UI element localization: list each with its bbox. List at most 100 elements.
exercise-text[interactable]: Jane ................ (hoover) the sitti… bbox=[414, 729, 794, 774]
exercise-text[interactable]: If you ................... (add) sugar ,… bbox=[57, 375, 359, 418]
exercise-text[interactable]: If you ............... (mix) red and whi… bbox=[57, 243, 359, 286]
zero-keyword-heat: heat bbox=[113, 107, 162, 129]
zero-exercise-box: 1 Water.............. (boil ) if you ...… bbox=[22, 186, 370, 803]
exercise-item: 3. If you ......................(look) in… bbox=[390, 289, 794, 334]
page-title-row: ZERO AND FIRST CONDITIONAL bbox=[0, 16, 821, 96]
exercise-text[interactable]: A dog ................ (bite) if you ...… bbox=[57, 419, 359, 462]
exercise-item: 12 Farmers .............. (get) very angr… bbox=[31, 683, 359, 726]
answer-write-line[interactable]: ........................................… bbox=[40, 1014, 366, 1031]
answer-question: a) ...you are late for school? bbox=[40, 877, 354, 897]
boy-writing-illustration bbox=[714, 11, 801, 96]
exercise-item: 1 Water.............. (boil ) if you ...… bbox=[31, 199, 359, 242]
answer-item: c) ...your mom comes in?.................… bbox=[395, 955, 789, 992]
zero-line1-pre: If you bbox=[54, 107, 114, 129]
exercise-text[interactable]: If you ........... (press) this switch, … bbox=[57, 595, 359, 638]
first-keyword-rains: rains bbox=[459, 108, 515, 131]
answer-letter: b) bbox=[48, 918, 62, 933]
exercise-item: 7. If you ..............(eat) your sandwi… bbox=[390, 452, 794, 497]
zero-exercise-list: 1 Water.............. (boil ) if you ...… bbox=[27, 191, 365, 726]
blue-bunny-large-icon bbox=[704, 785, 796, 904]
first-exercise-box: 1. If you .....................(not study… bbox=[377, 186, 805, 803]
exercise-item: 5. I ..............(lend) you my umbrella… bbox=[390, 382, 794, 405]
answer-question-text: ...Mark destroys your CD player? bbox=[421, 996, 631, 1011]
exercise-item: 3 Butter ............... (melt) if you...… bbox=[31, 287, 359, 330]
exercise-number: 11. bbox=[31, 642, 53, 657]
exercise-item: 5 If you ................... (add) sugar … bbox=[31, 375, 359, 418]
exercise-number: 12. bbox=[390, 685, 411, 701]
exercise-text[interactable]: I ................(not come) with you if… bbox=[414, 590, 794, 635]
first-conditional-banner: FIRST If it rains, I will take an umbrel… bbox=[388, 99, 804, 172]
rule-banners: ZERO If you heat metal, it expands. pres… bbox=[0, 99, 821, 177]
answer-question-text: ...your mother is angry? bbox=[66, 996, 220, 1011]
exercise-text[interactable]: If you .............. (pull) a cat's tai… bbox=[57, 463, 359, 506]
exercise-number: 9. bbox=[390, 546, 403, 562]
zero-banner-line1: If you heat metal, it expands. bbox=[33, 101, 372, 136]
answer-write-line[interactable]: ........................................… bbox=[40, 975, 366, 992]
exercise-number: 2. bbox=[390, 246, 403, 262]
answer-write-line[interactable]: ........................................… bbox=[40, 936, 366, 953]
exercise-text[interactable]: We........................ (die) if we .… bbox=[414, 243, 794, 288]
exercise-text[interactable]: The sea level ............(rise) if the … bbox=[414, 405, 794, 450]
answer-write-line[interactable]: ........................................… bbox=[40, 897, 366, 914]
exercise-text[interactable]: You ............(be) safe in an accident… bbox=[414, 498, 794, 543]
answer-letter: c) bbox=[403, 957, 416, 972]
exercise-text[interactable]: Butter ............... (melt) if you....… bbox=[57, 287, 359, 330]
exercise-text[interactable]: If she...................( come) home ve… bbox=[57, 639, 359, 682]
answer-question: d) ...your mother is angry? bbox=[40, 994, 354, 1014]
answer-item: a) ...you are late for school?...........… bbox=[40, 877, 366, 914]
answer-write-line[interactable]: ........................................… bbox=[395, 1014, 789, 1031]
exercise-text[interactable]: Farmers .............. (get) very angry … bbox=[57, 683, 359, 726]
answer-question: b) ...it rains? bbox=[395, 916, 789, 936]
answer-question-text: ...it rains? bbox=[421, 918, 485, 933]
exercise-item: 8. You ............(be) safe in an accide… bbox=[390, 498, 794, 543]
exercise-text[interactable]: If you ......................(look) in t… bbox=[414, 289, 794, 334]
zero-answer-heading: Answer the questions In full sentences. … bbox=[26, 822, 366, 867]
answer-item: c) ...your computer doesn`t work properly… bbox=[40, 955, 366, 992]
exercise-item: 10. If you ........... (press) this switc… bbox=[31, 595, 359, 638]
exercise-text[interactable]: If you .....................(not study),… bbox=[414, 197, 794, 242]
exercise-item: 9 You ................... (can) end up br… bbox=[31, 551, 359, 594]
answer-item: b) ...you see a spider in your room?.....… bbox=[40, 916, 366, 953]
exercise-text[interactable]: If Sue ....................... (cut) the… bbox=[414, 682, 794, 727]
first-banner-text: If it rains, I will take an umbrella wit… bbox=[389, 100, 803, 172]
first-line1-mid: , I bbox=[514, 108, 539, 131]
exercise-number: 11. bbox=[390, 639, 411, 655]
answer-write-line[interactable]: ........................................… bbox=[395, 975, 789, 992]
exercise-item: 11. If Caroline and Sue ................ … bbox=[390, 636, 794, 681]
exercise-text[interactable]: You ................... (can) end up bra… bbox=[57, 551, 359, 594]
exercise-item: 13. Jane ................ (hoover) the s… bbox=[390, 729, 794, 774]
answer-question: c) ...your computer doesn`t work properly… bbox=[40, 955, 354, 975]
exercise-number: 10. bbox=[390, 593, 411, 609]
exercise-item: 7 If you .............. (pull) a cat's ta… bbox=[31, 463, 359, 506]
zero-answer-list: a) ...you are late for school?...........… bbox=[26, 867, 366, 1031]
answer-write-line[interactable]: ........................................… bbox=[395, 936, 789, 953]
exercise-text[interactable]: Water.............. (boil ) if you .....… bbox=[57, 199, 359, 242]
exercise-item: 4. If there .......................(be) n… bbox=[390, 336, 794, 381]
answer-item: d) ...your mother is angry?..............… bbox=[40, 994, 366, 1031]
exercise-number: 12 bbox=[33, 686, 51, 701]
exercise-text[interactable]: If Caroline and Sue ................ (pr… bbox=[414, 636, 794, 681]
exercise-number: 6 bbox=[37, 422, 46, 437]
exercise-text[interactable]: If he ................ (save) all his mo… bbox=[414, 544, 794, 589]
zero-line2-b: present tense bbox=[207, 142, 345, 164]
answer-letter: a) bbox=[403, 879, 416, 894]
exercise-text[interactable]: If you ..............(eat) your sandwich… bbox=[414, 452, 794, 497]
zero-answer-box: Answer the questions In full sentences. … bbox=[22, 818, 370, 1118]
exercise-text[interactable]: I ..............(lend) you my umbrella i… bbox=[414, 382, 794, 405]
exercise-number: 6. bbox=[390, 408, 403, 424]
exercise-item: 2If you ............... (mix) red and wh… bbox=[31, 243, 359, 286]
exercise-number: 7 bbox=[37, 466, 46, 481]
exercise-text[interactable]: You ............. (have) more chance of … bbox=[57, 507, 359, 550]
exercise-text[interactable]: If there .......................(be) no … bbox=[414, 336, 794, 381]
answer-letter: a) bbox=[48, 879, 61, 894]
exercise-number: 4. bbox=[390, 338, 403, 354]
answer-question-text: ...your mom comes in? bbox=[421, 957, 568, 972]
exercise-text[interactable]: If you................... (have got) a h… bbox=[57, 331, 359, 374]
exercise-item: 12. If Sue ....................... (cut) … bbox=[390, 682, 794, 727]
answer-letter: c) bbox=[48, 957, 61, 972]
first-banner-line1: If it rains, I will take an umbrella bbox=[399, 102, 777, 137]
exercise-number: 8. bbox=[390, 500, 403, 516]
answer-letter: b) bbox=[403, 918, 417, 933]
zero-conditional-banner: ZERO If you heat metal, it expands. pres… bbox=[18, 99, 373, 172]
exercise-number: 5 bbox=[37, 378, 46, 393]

### Exercise brief
Please print the entries word for word, starting at the very beginning and ending at the line containing "zero-line1-pre: If you", with that line included.

### Correct result
UI element localization: list each with its bbox. List at most 100 elements.
exercise-text[interactable]: Jane ................ (hoover) the sitti… bbox=[414, 729, 794, 774]
exercise-text[interactable]: If you ................... (add) sugar ,… bbox=[57, 375, 359, 418]
exercise-text[interactable]: If you ............... (mix) red and whi… bbox=[57, 243, 359, 286]
zero-keyword-heat: heat bbox=[113, 107, 162, 129]
zero-exercise-box: 1 Water.............. (boil ) if you ...… bbox=[22, 186, 370, 803]
exercise-item: 3. If you ......................(look) in… bbox=[390, 289, 794, 334]
page-title-row: ZERO AND FIRST CONDITIONAL bbox=[0, 16, 821, 96]
exercise-text[interactable]: A dog ................ (bite) if you ...… bbox=[57, 419, 359, 462]
exercise-item: 12 Farmers .............. (get) very angr… bbox=[31, 683, 359, 726]
answer-write-line[interactable]: ........................................… bbox=[40, 1014, 366, 1031]
answer-question: a) ...you are late for school? bbox=[40, 877, 354, 897]
boy-writing-illustration bbox=[714, 11, 801, 96]
exercise-item: 1 Water.............. (boil ) if you ...… bbox=[31, 199, 359, 242]
answer-item: c) ...your mom comes in?.................… bbox=[395, 955, 789, 992]
zero-line1-pre: If you bbox=[54, 107, 114, 129]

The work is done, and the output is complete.